— start of Given records —
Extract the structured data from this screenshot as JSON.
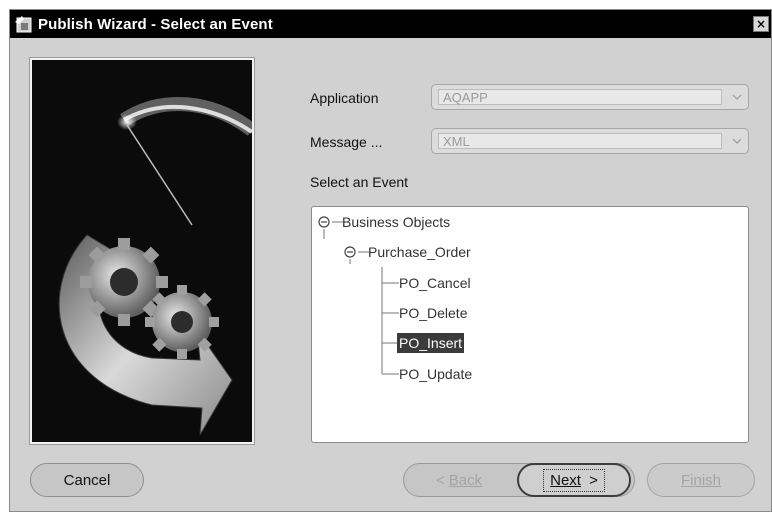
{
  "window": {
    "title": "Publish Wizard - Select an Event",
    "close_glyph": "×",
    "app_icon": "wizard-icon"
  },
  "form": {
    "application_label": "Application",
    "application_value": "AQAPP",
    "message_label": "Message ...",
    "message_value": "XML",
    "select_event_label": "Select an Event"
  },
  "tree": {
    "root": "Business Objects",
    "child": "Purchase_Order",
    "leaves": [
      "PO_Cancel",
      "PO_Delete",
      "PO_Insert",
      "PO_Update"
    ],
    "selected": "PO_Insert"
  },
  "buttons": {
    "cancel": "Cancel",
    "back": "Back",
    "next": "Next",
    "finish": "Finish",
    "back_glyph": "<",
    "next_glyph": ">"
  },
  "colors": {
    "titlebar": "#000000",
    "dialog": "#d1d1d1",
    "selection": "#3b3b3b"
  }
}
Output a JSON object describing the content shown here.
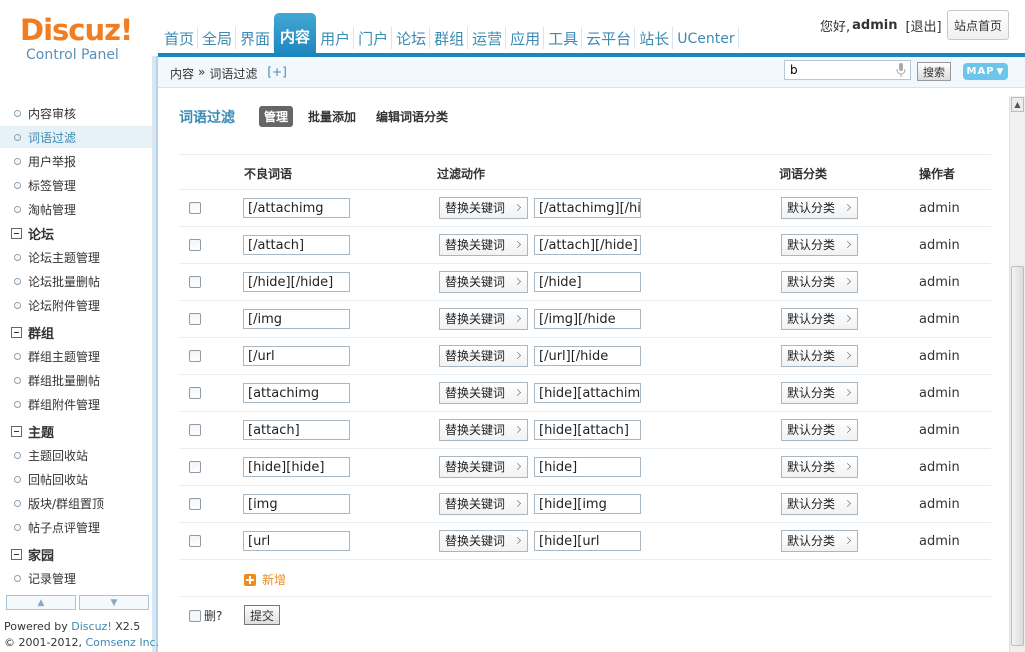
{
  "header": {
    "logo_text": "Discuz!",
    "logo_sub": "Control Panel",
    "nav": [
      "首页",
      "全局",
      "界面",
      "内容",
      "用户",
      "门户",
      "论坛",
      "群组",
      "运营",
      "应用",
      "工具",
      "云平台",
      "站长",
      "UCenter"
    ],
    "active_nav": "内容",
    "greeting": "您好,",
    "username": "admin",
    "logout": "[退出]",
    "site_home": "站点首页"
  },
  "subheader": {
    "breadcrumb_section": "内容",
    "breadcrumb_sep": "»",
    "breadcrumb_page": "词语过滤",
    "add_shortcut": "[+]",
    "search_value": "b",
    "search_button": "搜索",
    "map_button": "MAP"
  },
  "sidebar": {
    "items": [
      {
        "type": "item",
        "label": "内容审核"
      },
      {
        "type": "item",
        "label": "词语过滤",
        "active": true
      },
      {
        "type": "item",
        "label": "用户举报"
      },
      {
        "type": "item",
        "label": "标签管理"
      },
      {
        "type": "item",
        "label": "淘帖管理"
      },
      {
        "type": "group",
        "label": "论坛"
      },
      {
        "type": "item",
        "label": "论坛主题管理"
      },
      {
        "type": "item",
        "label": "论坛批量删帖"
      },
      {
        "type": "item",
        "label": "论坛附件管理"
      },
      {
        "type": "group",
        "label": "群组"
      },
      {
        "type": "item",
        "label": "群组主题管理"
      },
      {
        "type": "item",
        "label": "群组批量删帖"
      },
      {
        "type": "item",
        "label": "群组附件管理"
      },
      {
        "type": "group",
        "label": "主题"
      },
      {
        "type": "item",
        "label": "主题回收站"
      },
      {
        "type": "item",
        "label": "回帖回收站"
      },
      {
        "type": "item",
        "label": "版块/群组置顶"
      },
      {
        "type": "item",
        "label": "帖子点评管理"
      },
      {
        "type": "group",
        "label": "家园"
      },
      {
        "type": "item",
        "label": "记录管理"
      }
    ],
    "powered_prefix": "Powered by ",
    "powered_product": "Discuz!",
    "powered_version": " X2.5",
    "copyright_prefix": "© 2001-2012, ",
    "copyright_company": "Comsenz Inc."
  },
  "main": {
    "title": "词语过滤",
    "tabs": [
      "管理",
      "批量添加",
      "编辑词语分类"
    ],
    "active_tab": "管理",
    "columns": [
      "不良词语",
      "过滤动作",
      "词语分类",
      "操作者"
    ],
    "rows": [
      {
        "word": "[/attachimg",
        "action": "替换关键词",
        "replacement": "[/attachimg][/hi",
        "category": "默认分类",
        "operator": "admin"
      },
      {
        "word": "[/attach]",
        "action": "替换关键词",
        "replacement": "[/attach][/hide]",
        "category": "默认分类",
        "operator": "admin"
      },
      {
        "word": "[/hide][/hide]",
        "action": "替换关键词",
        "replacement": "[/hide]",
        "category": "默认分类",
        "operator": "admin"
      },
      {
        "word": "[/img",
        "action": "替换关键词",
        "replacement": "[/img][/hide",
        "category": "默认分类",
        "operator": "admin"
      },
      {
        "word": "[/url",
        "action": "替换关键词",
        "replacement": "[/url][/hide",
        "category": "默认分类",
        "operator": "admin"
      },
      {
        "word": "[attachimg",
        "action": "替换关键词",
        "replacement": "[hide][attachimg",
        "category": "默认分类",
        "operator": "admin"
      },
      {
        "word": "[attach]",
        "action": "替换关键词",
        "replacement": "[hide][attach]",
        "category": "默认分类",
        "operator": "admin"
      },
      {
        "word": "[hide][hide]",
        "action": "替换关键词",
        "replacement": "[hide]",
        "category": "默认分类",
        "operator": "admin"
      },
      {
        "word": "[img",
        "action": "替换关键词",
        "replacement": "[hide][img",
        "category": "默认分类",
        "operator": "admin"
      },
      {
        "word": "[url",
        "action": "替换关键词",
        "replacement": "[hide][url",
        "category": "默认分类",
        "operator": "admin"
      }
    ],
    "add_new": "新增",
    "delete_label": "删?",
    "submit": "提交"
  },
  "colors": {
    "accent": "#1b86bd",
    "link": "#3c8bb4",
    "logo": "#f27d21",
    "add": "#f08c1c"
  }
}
— end of Given records —
— start of Given records —
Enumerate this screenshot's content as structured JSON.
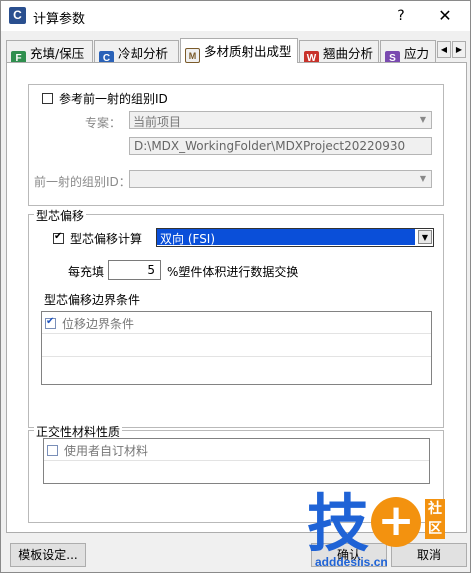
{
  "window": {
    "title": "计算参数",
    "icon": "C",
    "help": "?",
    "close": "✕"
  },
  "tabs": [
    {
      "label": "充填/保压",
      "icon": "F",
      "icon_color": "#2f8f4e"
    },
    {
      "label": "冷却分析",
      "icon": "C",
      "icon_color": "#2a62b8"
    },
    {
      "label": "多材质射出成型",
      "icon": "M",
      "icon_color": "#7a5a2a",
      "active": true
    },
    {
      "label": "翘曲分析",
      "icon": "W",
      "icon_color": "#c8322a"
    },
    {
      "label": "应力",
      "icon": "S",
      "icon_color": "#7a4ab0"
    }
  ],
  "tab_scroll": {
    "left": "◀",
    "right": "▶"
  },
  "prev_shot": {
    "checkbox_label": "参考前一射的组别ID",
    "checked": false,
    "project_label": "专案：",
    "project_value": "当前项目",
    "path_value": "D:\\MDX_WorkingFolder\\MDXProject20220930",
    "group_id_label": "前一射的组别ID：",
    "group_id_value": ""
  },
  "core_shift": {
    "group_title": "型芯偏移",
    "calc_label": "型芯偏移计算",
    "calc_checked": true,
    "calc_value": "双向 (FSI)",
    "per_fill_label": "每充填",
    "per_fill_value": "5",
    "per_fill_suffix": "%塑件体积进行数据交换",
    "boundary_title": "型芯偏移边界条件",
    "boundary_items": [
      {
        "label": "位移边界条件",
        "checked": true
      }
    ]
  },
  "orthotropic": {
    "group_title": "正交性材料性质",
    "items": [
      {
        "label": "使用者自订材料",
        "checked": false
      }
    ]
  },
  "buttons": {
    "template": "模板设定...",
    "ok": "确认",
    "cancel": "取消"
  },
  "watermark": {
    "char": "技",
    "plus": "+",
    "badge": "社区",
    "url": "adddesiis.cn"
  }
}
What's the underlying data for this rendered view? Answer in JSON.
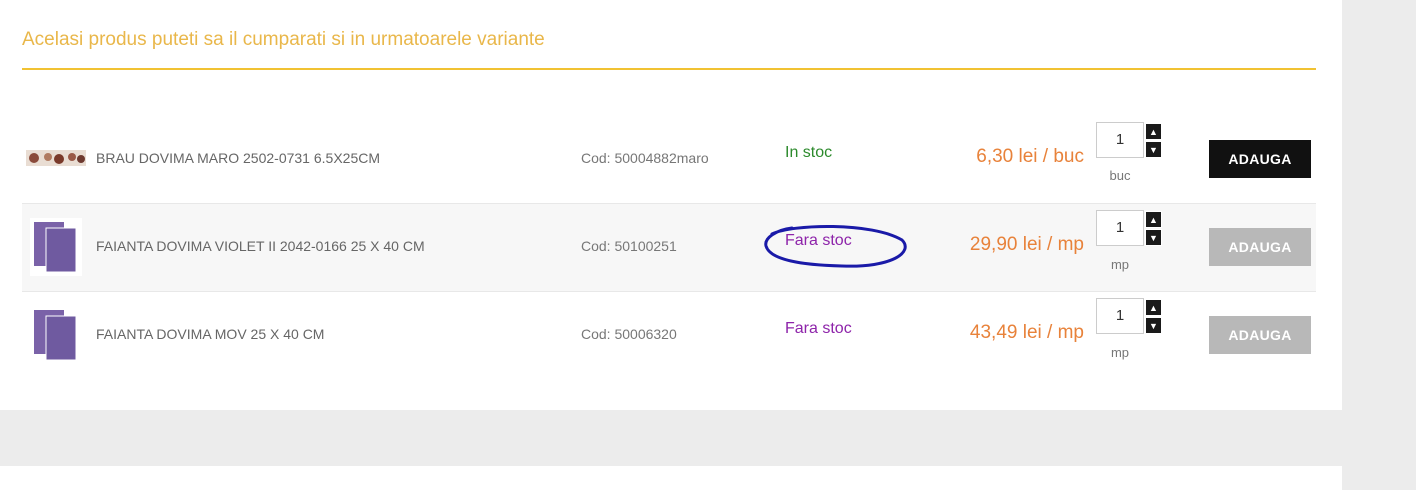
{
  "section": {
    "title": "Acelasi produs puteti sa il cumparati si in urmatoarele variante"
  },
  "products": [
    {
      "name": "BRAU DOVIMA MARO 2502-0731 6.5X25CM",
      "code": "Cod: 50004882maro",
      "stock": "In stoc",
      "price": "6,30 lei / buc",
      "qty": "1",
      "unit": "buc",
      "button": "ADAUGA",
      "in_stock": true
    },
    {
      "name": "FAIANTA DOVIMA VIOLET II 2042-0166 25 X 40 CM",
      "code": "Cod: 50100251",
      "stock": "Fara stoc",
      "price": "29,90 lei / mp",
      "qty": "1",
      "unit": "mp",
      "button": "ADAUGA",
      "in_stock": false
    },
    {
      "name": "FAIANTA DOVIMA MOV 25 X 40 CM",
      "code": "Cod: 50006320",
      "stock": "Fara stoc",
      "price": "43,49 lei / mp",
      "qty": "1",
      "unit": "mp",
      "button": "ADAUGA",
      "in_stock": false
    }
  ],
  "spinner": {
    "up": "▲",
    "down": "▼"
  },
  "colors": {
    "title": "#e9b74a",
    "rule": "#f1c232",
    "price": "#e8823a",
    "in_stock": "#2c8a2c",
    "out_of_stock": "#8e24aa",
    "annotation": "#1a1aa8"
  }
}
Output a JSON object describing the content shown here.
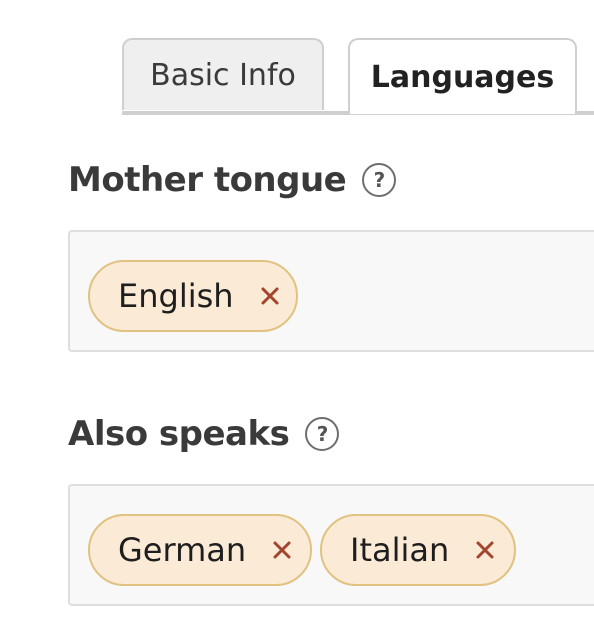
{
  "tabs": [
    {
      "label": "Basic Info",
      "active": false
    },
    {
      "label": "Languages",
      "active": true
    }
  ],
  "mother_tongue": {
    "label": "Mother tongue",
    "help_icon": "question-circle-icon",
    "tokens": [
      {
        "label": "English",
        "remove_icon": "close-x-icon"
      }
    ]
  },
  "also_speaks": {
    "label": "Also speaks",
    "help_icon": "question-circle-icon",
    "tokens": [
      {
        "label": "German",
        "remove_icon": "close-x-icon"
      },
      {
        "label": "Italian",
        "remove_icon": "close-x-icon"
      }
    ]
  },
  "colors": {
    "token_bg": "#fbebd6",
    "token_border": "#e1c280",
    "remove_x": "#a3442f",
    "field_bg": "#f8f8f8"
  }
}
— end of Given records —
— start of Given records —
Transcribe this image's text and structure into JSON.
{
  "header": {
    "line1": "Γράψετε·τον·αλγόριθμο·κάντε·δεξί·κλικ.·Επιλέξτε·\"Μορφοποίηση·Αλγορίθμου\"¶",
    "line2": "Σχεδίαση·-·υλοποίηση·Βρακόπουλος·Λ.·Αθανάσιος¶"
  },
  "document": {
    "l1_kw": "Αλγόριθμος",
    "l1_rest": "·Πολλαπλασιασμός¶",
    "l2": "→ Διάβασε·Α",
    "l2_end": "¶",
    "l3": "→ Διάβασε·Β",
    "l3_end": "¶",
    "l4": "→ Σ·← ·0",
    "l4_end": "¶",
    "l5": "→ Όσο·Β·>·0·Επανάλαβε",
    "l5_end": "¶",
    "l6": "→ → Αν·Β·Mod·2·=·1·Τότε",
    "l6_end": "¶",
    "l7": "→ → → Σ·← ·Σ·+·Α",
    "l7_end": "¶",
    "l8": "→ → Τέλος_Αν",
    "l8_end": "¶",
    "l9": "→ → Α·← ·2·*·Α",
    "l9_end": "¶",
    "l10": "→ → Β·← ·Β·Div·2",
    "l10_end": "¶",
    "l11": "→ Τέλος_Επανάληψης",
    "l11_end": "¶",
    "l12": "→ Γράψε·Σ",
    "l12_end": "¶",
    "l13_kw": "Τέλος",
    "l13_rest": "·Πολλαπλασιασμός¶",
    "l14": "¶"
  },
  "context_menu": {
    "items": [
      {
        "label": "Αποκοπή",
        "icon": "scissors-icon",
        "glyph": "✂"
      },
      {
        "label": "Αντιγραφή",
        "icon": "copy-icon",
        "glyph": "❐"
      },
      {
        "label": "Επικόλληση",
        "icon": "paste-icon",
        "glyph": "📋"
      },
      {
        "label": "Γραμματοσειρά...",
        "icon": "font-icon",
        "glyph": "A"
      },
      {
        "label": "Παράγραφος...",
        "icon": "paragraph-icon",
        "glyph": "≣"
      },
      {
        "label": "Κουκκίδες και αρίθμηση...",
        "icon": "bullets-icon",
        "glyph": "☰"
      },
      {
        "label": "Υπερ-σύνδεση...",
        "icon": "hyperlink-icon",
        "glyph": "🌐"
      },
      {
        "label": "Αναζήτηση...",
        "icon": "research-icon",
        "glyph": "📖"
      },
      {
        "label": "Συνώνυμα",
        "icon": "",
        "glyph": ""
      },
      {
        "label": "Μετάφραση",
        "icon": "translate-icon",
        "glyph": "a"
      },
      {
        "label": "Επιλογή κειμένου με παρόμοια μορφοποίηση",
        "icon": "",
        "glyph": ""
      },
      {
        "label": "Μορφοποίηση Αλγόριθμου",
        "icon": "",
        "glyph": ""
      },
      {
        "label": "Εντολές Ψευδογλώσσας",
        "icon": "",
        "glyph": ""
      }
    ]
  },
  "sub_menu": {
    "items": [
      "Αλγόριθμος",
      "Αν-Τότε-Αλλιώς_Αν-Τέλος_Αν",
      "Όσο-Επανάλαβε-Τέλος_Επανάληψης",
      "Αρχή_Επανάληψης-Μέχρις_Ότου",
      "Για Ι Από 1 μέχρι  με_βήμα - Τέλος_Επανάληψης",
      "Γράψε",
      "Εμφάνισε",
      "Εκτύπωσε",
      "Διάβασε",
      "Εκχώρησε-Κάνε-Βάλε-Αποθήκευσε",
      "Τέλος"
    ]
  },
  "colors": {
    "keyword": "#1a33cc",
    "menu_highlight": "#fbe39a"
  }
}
— end of Given records —
Required task:
Gather each line of the listing that holds the string "replacement".

Finished answer:
        "replacement": "[/attachimg][/hi",
        "replacement": "[/attach][/hide]",
        "replacement": "[/hide]",
        "replacement": "[/img][/hide",
        "replacement": "[/url][/hide",
        "replacement": "[hide][attachimg",
        "replacement": "[hide][attach]",
        "replacement": "[hide]",
        "replacement": "[hide][img",
        "replacement": "[hide][url",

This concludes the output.